Supplied data
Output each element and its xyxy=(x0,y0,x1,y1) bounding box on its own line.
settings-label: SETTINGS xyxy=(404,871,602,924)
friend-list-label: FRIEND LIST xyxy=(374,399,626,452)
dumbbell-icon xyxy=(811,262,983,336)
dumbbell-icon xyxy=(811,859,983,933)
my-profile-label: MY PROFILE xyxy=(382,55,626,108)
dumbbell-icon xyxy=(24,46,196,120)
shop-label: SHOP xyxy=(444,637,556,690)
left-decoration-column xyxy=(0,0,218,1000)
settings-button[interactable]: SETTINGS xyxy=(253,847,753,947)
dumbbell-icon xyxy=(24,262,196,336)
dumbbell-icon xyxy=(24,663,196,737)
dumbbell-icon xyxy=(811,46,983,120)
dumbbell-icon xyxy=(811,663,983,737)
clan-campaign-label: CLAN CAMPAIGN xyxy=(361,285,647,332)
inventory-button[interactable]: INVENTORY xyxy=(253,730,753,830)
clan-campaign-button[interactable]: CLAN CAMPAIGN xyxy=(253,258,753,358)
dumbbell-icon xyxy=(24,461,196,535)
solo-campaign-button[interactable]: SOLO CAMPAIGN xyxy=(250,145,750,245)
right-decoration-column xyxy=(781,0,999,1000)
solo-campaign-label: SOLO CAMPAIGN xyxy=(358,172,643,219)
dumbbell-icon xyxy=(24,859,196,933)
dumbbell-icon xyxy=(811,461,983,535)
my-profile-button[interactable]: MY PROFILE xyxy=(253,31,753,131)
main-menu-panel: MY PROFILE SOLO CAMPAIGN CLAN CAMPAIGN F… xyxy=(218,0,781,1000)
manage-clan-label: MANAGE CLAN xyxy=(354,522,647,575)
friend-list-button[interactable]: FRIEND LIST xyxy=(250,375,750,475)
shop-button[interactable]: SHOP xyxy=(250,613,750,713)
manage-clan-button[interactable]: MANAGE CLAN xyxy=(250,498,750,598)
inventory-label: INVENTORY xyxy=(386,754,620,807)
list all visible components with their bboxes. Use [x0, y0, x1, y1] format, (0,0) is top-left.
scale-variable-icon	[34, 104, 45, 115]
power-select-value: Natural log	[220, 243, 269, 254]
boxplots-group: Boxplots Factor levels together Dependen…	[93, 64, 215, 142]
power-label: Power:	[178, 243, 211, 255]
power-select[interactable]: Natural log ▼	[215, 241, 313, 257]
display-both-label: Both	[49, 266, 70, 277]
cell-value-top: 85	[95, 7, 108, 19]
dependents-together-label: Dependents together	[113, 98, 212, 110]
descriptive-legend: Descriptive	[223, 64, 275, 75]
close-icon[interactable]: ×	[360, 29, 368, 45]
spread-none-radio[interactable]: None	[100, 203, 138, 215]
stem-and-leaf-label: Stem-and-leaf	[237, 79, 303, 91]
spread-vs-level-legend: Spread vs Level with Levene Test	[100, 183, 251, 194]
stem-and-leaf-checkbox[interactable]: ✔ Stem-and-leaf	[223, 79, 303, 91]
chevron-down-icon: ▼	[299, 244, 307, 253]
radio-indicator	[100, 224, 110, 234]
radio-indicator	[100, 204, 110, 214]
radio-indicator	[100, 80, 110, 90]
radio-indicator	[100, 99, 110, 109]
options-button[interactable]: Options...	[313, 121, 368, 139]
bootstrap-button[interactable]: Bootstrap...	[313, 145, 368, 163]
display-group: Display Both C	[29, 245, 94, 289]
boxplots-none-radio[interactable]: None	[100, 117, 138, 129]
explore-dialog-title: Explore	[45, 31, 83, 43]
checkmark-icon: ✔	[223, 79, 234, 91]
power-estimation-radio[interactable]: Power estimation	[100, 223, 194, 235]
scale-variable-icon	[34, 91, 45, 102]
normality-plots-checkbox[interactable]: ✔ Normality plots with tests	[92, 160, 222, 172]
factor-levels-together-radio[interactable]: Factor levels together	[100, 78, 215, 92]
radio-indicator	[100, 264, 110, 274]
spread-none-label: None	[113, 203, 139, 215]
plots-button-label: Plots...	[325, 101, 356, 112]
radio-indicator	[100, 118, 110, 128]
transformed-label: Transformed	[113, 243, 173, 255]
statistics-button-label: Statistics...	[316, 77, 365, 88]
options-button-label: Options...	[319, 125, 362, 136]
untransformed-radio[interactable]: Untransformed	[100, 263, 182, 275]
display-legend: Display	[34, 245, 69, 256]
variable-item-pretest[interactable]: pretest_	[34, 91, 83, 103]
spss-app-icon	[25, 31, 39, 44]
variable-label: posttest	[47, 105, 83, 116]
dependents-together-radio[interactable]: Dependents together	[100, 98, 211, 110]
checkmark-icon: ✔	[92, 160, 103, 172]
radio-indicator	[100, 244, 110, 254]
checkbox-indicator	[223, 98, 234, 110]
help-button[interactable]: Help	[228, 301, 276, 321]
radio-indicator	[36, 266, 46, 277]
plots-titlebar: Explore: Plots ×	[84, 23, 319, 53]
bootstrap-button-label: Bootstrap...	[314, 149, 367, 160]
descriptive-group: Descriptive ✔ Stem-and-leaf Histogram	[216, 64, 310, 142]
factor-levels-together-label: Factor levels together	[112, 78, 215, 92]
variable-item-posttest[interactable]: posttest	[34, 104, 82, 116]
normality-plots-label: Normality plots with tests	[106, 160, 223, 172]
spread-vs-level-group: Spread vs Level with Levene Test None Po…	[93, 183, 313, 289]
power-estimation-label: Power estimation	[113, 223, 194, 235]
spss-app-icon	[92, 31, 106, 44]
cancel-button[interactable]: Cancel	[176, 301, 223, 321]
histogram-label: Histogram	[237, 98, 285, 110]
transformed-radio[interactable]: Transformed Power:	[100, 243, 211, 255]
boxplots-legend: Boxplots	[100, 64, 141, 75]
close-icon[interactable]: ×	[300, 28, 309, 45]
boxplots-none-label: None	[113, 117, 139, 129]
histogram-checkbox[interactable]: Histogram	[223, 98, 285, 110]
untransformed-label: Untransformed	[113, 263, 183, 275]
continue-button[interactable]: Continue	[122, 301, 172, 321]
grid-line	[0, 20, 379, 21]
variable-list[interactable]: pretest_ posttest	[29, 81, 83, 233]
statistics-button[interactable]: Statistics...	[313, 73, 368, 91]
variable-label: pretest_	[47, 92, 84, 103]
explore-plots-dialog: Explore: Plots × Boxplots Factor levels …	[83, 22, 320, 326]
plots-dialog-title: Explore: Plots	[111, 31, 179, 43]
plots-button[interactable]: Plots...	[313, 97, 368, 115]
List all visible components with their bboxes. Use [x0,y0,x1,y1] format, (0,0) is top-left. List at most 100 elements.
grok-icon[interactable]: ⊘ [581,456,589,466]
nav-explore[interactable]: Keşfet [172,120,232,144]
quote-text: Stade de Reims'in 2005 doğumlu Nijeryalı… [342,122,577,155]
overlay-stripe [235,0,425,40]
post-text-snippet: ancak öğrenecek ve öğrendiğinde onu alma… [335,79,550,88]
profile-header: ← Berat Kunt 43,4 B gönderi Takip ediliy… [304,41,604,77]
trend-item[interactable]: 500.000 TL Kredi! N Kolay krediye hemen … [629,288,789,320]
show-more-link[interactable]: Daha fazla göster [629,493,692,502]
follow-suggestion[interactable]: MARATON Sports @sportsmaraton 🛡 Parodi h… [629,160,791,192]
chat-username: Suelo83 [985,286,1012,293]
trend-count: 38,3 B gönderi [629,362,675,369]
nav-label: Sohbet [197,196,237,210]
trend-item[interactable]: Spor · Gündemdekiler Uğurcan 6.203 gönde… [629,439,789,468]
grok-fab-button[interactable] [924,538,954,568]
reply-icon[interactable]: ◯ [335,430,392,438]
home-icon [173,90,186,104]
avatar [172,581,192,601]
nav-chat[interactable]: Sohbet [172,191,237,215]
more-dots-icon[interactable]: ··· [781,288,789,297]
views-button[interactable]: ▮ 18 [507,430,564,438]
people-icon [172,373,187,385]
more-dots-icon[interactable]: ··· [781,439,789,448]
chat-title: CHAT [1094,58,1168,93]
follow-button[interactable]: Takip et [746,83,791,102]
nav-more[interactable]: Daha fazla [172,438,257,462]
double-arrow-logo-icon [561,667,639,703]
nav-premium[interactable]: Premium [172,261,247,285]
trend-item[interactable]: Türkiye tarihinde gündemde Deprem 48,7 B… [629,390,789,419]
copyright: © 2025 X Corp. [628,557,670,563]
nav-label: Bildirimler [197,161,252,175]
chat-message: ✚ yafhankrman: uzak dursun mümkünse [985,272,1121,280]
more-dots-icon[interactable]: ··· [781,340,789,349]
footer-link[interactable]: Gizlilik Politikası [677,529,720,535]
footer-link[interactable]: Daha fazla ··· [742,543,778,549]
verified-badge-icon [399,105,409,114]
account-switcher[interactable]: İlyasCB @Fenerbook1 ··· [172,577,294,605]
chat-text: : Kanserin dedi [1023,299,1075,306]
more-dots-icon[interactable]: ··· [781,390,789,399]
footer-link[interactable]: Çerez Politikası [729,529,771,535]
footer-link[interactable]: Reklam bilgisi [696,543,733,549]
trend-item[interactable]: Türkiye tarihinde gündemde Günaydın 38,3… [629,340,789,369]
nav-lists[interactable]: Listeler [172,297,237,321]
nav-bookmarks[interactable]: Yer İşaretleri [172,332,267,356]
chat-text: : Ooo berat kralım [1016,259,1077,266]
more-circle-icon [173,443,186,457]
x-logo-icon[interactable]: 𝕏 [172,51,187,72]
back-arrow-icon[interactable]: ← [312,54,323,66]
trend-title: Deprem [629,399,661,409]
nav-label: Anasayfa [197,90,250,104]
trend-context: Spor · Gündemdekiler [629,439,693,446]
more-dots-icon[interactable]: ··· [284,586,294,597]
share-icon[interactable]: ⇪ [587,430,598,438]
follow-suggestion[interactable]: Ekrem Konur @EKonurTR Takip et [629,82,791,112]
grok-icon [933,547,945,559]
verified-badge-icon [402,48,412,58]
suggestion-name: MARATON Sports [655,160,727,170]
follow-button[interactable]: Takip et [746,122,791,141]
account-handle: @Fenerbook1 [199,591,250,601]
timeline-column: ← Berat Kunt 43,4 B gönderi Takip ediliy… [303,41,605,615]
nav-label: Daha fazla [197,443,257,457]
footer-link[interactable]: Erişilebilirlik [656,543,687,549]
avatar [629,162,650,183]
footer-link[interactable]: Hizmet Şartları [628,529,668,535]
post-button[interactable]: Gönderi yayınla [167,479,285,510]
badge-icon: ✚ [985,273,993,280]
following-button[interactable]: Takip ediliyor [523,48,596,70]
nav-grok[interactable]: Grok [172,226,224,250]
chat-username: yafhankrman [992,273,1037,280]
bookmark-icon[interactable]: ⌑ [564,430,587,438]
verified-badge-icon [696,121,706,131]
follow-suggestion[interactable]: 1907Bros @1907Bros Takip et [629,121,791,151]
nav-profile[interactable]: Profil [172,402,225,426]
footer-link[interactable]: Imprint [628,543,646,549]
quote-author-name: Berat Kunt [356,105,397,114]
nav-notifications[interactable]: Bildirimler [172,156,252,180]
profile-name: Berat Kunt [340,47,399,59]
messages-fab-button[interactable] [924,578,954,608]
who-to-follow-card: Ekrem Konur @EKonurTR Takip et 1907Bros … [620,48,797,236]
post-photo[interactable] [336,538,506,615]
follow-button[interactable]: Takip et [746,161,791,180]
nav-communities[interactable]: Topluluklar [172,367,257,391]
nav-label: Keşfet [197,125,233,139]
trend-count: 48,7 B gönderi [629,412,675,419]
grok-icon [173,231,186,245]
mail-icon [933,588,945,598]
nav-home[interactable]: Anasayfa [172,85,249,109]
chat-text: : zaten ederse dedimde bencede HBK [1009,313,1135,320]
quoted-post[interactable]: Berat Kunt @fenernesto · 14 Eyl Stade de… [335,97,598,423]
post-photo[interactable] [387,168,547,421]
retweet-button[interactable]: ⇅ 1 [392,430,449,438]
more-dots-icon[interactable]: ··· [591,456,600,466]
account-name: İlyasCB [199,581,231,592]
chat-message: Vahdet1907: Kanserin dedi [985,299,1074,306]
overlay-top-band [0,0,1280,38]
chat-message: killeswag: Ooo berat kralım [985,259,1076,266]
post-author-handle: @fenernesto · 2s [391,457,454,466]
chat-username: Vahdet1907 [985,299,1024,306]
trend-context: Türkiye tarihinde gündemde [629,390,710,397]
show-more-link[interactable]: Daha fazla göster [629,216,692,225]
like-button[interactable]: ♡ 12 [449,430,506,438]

Given exercise
Can you write out the lines from the first one through the line with "29, 368, 45]", both included, without altering anything?

Response to the exercise
Output each element and its xyxy=(x0,y0,x1,y1) bounding box on its own line.
settings-label: SETTINGS xyxy=(404,871,602,924)
friend-list-label: FRIEND LIST xyxy=(374,399,626,452)
dumbbell-icon xyxy=(811,262,983,336)
dumbbell-icon xyxy=(811,859,983,933)
my-profile-label: MY PROFILE xyxy=(382,55,626,108)
dumbbell-icon xyxy=(24,46,196,120)
shop-label: SHOP xyxy=(444,637,556,690)
left-decoration-column xyxy=(0,0,218,1000)
settings-button[interactable]: SETTINGS xyxy=(253,847,753,947)
dumbbell-icon xyxy=(24,262,196,336)
dumbbell-icon xyxy=(24,663,196,737)
dumbbell-icon xyxy=(811,46,983,120)
dumbbell-icon xyxy=(811,663,983,737)
clan-campaign-label: CLAN CAMPAIGN xyxy=(361,285,647,332)
inventory-button[interactable]: INVENTORY xyxy=(253,730,753,830)
clan-campaign-button[interactable]: CLAN CAMPAIGN xyxy=(253,258,753,358)
dumbbell-icon xyxy=(24,461,196,535)
solo-campaign-button[interactable]: SOLO CAMPAIGN xyxy=(250,145,750,245)
right-decoration-column xyxy=(781,0,999,1000)
solo-campaign-label: SOLO CAMPAIGN xyxy=(358,172,643,219)
dumbbell-icon xyxy=(24,859,196,933)
dumbbell-icon xyxy=(811,461,983,535)
my-profile-button[interactable]: MY PROFILE xyxy=(253,31,753,131)
main-menu-panel: MY PROFILE SOLO CAMPAIGN CLAN CAMPAIGN F… xyxy=(218,0,781,1000)
manage-clan-label: MANAGE CLAN xyxy=(354,522,647,575)
friend-list-button[interactable]: FRIEND LIST xyxy=(250,375,750,475)
shop-button[interactable]: SHOP xyxy=(250,613,750,713)
manage-clan-button[interactable]: MANAGE CLAN xyxy=(250,498,750,598)
inventory-label: INVENTORY xyxy=(386,754,620,807)
list all visible components with their bboxes. Use [x0, y0, x1, y1] format, (0,0) is top-left.
scale-variable-icon	[34, 104, 45, 115]
power-select-value: Natural log	[220, 243, 269, 254]
boxplots-group: Boxplots Factor levels together Dependen…	[93, 64, 215, 142]
power-label: Power:	[178, 243, 211, 255]
power-select[interactable]: Natural log ▼	[215, 241, 313, 257]
display-both-label: Both	[49, 266, 70, 277]
cell-value-top: 85	[95, 7, 108, 19]
dependents-together-label: Dependents together	[113, 98, 212, 110]
descriptive-legend: Descriptive	[223, 64, 275, 75]
close-icon[interactable]: ×	[360, 29, 368, 45]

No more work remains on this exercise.